_Exercise_
In the copy, include every entry exactly but none of the images.

◆ ◆ ◆ ◆ ◆

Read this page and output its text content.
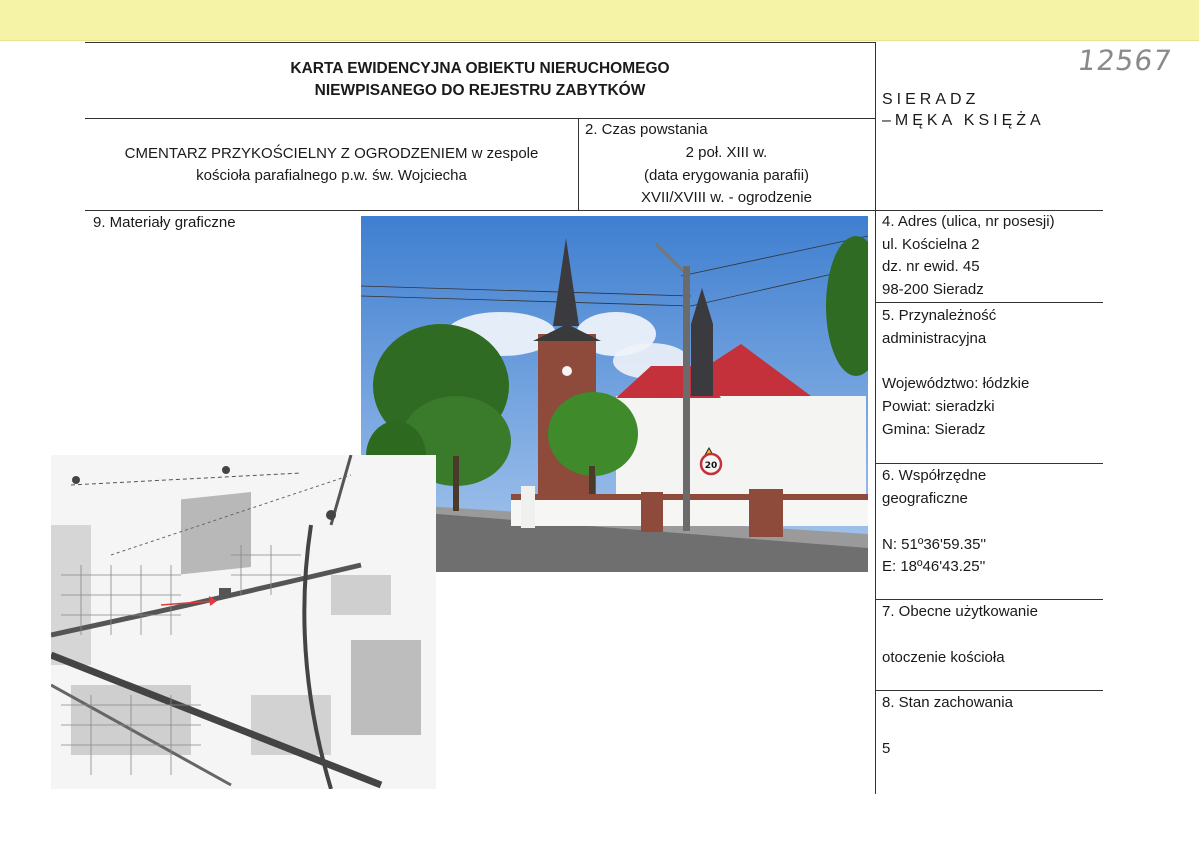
KARTA EWIDENCYJNA OBIEKTU NIERUCHOMEGO
NIEWPISANEGO DO REJESTRU ZABYTKÓW
12567
SIERADZ
–MĘKA KSIĘŻA
CMENTARZ PRZYKOŚCIELNY Z OGRODZENIEM w zespole
kościoła parafialnego p.w. św. Wojciecha
2. Czas powstania
2 poł. XIII w.
(data erygowania parafii)
XVII/XVIII w. - ogrodzenie
9. Materiały graficzne	4. Adres (ulica, nr posesji)
ul. Kościelna 2
dz. nr ewid. 45
98-200 Sieradz
5. Przynależność
administracyjna
Województwo: łódzkie
Powiat: sieradzki
Gmina: Sieradz
6. Współrzędne
geograficzne
N: 51º36'59.35''
E: 18º46'43.25''
7. Obecne użytkowanie
otoczenie kościoła
8. Stan zachowania
5
20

◆ ◆ ◆ ◆ ◆

_Right answer_
Read this page and output its text content.
KARTA EWIDENCYJNA OBIEKTU NIERUCHOMEGO
NIEWPISANEGO DO REJESTRU ZABYTKÓW
12567
SIERADZ
–MĘKA KSIĘŻA
CMENTARZ PRZYKOŚCIELNY Z OGRODZENIEM w zespole
kościoła parafialnego p.w. św. Wojciecha
2. Czas powstania
2 poł. XIII w.
(data erygowania parafii)
XVII/XVIII w. - ogrodzenie
9. Materiały graficzne	4. Adres (ulica, nr posesji)
ul. Kościelna 2
dz. nr ewid. 45
98-200 Sieradz
5. Przynależność
administracyjna
Województwo: łódzkie
Powiat: sieradzki
Gmina: Sieradz
6. Współrzędne
geograficzne
N: 51º36'59.35''
E: 18º46'43.25''
7. Obecne użytkowanie
otoczenie kościoła
8. Stan zachowania
5
20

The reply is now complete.